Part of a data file
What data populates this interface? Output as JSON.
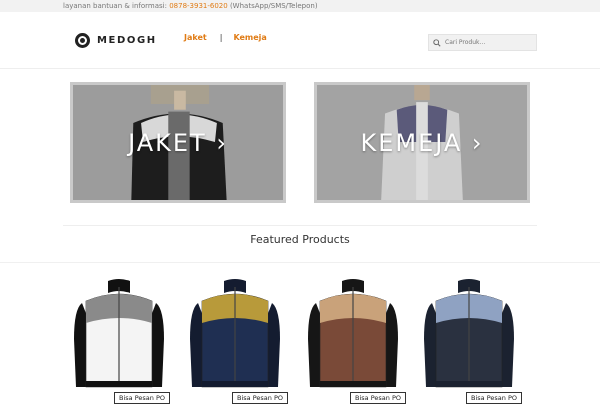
{
  "topbar": {
    "info_label": "layanan bantuan & informasi:",
    "phone": "0878-3931-6020",
    "contact_methods": "(WhatsApp/SMS/Telepon)"
  },
  "header": {
    "logo_text": "MEDOGH",
    "nav": {
      "jaket": "Jaket",
      "separator": "|",
      "kemeja": "Kemeja"
    },
    "search_placeholder": "Cari Produk..."
  },
  "banners": [
    {
      "label": "JAKET ›"
    },
    {
      "label": "KEMEJA ›"
    }
  ],
  "featured_title": "Featured Products",
  "products": [
    {
      "badge": "Bisa Pesan PO",
      "body_color": "#f4f4f4",
      "trim_color": "#111111",
      "batik_color": "#8a8a8a"
    },
    {
      "badge": "Bisa Pesan PO",
      "body_color": "#1f2f52",
      "trim_color": "#141c30",
      "batik_color": "#b89a3a"
    },
    {
      "badge": "Bisa Pesan PO",
      "body_color": "#7a4a38",
      "trim_color": "#161616",
      "batik_color": "#c9a27a"
    },
    {
      "badge": "Bisa Pesan PO",
      "body_color": "#2a3140",
      "trim_color": "#1b2230",
      "batik_color": "#8fa2c2"
    }
  ],
  "colors": {
    "accent": "#e07b14"
  }
}
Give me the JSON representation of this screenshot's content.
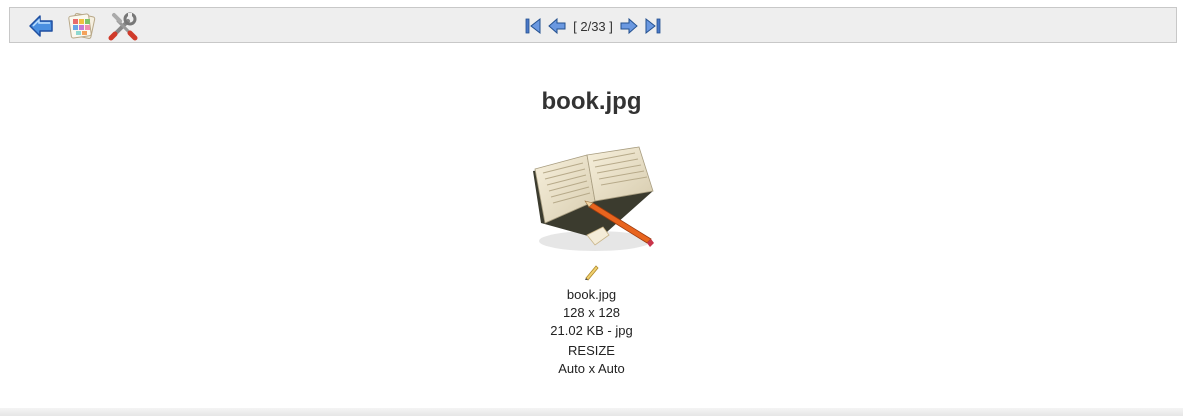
{
  "toolbar": {
    "icons": [
      "back-arrow-icon",
      "color-palette-icon",
      "tools-icon"
    ],
    "nav": {
      "counter": "[ 2/33 ]",
      "icons": [
        "first-page-icon",
        "previous-page-icon",
        "next-page-icon",
        "last-page-icon"
      ]
    }
  },
  "image": {
    "title": "book.jpg",
    "filename": "book.jpg",
    "dimensions": "128 x 128",
    "size_type": "21.02 KB - jpg",
    "resize_label": "RESIZE",
    "resize_value": "Auto x Auto"
  },
  "colors": {
    "toolbar_bg": "#eeeeee",
    "nav_arrow": "#4a78c8",
    "back_arrow": "#3a6cc8"
  }
}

TASK TO COMPLETE: Find the line with "Give me the" in the listing and extract it and all lines after it through the end, exactly, without the pictures.

FINISHED ANSWER:
Give me the JSON representation of this screenshot's content.
{
  "toolbar": {
    "icons": [
      "back-arrow-icon",
      "color-palette-icon",
      "tools-icon"
    ],
    "nav": {
      "counter": "[ 2/33 ]",
      "icons": [
        "first-page-icon",
        "previous-page-icon",
        "next-page-icon",
        "last-page-icon"
      ]
    }
  },
  "image": {
    "title": "book.jpg",
    "filename": "book.jpg",
    "dimensions": "128 x 128",
    "size_type": "21.02 KB - jpg",
    "resize_label": "RESIZE",
    "resize_value": "Auto x Auto"
  },
  "colors": {
    "toolbar_bg": "#eeeeee",
    "nav_arrow": "#4a78c8",
    "back_arrow": "#3a6cc8"
  }
}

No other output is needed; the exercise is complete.